WHAT IS ASKED:
Report the count of lines that carry the string "title", and add nothing.

Dataset items:
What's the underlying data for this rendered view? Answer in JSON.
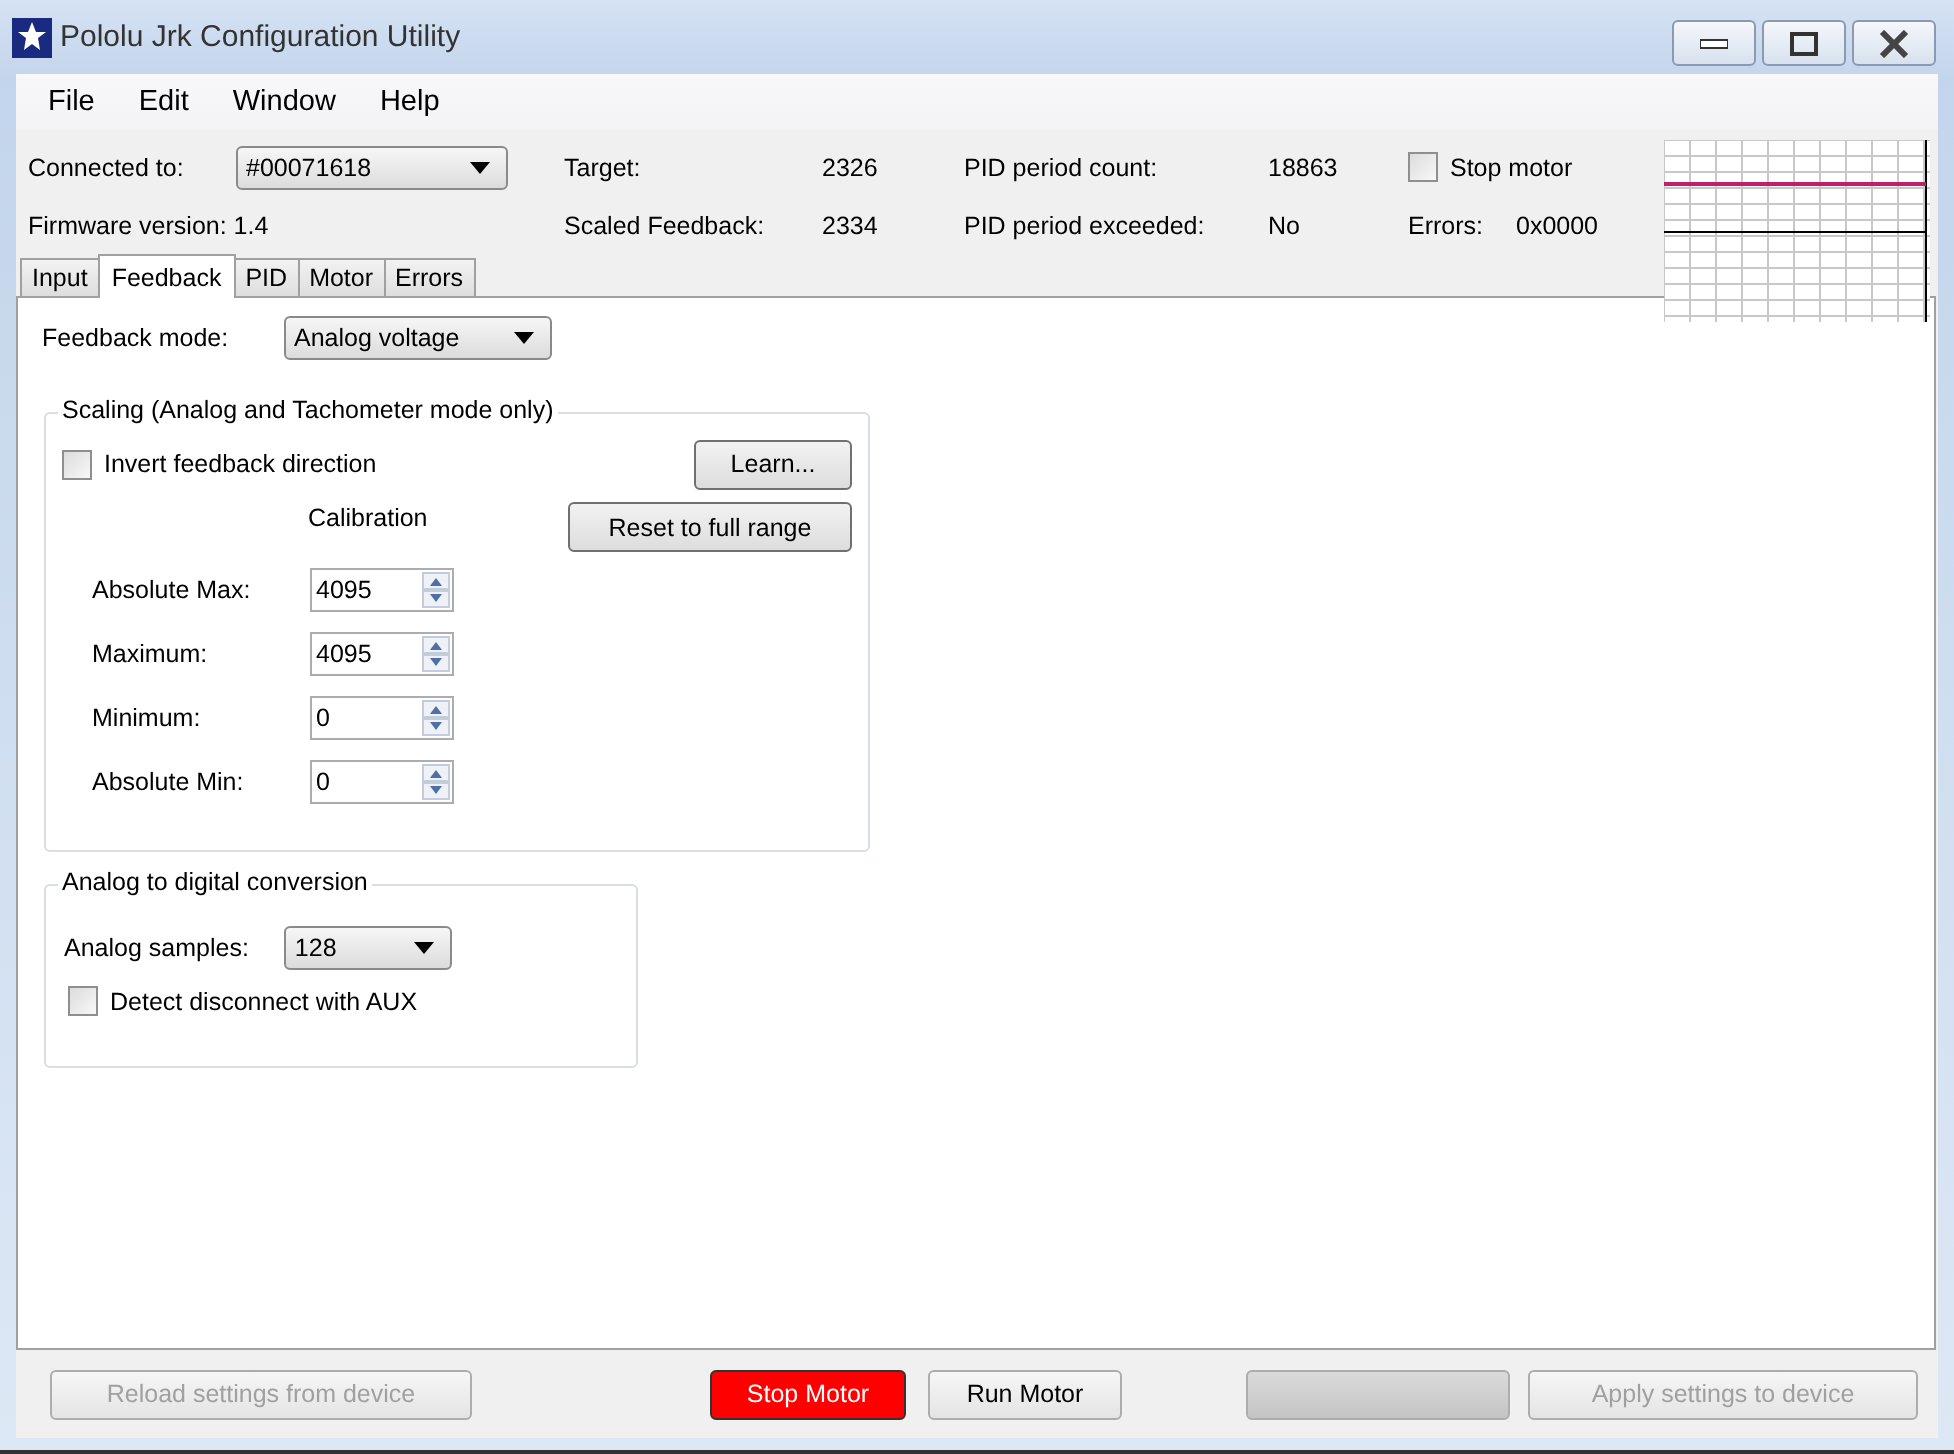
{
  "window": {
    "title": "Pololu Jrk Configuration Utility"
  },
  "menu": [
    "File",
    "Edit",
    "Window",
    "Help"
  ],
  "header": {
    "connected_label": "Connected to:",
    "device": "#00071618",
    "firmware": "Firmware version: 1.4",
    "stats": [
      {
        "label": "Target:",
        "value": "2326"
      },
      {
        "label": "PID period count:",
        "value": "18863"
      },
      {
        "label": "Scaled Feedback:",
        "value": "2334"
      },
      {
        "label": "PID period exceeded:",
        "value": "No"
      }
    ],
    "stop_motor": {
      "label": "Stop motor",
      "checked": false
    },
    "errors_label": "Errors:",
    "errors_value": "0x0000"
  },
  "tabs": [
    {
      "label": "Input",
      "selected": false
    },
    {
      "label": "Feedback",
      "selected": true
    },
    {
      "label": "PID",
      "selected": false
    },
    {
      "label": "Motor",
      "selected": false
    },
    {
      "label": "Errors",
      "selected": false
    }
  ],
  "feedback_mode": {
    "label": "Feedback mode:",
    "value": "Analog voltage"
  },
  "scaling": {
    "title": "Scaling (Analog and Tachometer mode only)",
    "invert": {
      "label": "Invert feedback direction",
      "checked": false
    },
    "learn_button": "Learn...",
    "calibration_heading": "Calibration",
    "reset_button": "Reset to full range",
    "rows": [
      {
        "label": "Absolute Max:",
        "value": "4095"
      },
      {
        "label": "Maximum:",
        "value": "4095"
      },
      {
        "label": "Minimum:",
        "value": "0"
      },
      {
        "label": "Absolute Min:",
        "value": "0"
      }
    ]
  },
  "adc": {
    "title": "Analog to digital conversion",
    "samples_label": "Analog samples:",
    "samples_value": "128",
    "detect": {
      "label": "Detect disconnect with AUX",
      "checked": false
    }
  },
  "buttons": [
    {
      "kind": "normal",
      "label": "Reload settings from device",
      "disabled": true
    },
    {
      "kind": "stop",
      "label": "Stop Motor",
      "disabled": false
    },
    {
      "kind": "normal",
      "label": "Run Motor",
      "disabled": false
    },
    {
      "kind": "blank"
    },
    {
      "kind": "normal",
      "label": "Apply settings to device",
      "disabled": true
    }
  ]
}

FINISHED TASK:
3